THE REQUEST: Print the records below exactly as they appear.

■ ■ ■ ■

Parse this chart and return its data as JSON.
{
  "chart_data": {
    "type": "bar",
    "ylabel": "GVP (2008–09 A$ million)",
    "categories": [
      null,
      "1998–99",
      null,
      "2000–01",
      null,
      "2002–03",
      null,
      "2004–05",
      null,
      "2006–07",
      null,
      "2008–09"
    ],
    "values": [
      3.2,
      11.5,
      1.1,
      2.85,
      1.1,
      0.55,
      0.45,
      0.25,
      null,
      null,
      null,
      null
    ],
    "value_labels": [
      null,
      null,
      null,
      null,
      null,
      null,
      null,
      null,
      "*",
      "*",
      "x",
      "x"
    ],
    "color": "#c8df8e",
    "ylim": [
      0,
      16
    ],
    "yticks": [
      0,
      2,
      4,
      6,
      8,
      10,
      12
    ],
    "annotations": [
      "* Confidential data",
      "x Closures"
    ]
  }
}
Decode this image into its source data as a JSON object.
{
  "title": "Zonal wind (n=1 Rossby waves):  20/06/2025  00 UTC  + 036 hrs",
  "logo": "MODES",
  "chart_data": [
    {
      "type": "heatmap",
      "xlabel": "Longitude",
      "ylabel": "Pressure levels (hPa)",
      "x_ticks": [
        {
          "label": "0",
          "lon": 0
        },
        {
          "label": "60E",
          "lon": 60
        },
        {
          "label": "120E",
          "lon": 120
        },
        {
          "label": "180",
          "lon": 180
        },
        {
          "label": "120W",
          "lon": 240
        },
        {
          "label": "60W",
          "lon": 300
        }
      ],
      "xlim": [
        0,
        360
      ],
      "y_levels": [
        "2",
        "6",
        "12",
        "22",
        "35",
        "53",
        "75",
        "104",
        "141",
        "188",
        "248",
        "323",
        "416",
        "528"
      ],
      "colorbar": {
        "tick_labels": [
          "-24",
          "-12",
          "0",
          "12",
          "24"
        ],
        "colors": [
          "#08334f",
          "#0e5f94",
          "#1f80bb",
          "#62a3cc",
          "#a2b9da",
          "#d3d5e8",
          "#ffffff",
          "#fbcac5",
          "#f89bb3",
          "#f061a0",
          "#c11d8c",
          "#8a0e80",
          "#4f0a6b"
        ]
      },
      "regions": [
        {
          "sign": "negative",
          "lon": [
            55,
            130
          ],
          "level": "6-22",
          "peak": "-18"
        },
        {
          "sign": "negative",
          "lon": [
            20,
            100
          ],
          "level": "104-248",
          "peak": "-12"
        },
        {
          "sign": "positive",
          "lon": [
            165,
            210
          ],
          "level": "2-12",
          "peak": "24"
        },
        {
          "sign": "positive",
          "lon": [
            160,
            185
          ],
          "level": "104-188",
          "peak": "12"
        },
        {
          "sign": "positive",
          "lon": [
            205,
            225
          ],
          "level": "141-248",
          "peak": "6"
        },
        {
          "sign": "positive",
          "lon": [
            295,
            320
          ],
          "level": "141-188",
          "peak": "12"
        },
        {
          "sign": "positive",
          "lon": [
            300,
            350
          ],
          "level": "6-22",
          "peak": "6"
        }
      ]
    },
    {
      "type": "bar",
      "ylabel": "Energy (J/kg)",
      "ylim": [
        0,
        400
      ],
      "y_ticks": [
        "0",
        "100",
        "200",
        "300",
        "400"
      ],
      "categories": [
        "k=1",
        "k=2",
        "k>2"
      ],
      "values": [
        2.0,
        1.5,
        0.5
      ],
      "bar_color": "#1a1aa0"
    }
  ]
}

■ ■ ■ ■

ANSWER FOR THE TASK:
Parse this chart and return its data as JSON.
{
  "chart_data": {
    "type": "bar",
    "ylabel": "GVP (2008–09 A$ million)",
    "categories": [
      null,
      "1998–99",
      null,
      "2000–01",
      null,
      "2002–03",
      null,
      "2004–05",
      null,
      "2006–07",
      null,
      "2008–09"
    ],
    "values": [
      3.2,
      11.5,
      1.1,
      2.85,
      1.1,
      0.55,
      0.45,
      0.25,
      null,
      null,
      null,
      null
    ],
    "value_labels": [
      null,
      null,
      null,
      null,
      null,
      null,
      null,
      null,
      "*",
      "*",
      "x",
      "x"
    ],
    "color": "#c8df8e",
    "ylim": [
      0,
      16
    ],
    "yticks": [
      0,
      2,
      4,
      6,
      8,
      10,
      12
    ],
    "annotations": [
      "* Confidential data",
      "x Closures"
    ]
  }
}
Decode this image into its source data as a JSON object.
{
  "title": "Zonal wind (n=1 Rossby waves):  20/06/2025  00 UTC  + 036 hrs",
  "logo": "MODES",
  "chart_data": [
    {
      "type": "heatmap",
      "xlabel": "Longitude",
      "ylabel": "Pressure levels (hPa)",
      "x_ticks": [
        {
          "label": "0",
          "lon": 0
        },
        {
          "label": "60E",
          "lon": 60
        },
        {
          "label": "120E",
          "lon": 120
        },
        {
          "label": "180",
          "lon": 180
        },
        {
          "label": "120W",
          "lon": 240
        },
        {
          "label": "60W",
          "lon": 300
        }
      ],
      "xlim": [
        0,
        360
      ],
      "y_levels": [
        "2",
        "6",
        "12",
        "22",
        "35",
        "53",
        "75",
        "104",
        "141",
        "188",
        "248",
        "323",
        "416",
        "528"
      ],
      "colorbar": {
        "tick_labels": [
          "-24",
          "-12",
          "0",
          "12",
          "24"
        ],
        "colors": [
          "#08334f",
          "#0e5f94",
          "#1f80bb",
          "#62a3cc",
          "#a2b9da",
          "#d3d5e8",
          "#ffffff",
          "#fbcac5",
          "#f89bb3",
          "#f061a0",
          "#c11d8c",
          "#8a0e80",
          "#4f0a6b"
        ]
      },
      "regions": [
        {
          "sign": "negative",
          "lon": [
            55,
            130
          ],
          "level": "6-22",
          "peak": "-18"
        },
        {
          "sign": "negative",
          "lon": [
            20,
            100
          ],
          "level": "104-248",
          "peak": "-12"
        },
        {
          "sign": "positive",
          "lon": [
            165,
            210
          ],
          "level": "2-12",
          "peak": "24"
        },
        {
          "sign": "positive",
          "lon": [
            160,
            185
          ],
          "level": "104-188",
          "peak": "12"
        },
        {
          "sign": "positive",
          "lon": [
            205,
            225
          ],
          "level": "141-248",
          "peak": "6"
        },
        {
          "sign": "positive",
          "lon": [
            295,
            320
          ],
          "level": "141-188",
          "peak": "12"
        },
        {
          "sign": "positive",
          "lon": [
            300,
            350
          ],
          "level": "6-22",
          "peak": "6"
        }
      ]
    },
    {
      "type": "bar",
      "ylabel": "Energy (J/kg)",
      "ylim": [
        0,
        400
      ],
      "y_ticks": [
        "0",
        "100",
        "200",
        "300",
        "400"
      ],
      "categories": [
        "k=1",
        "k=2",
        "k>2"
      ],
      "values": [
        2.0,
        1.5,
        0.5
      ],
      "bar_color": "#1a1aa0"
    }
  ]
}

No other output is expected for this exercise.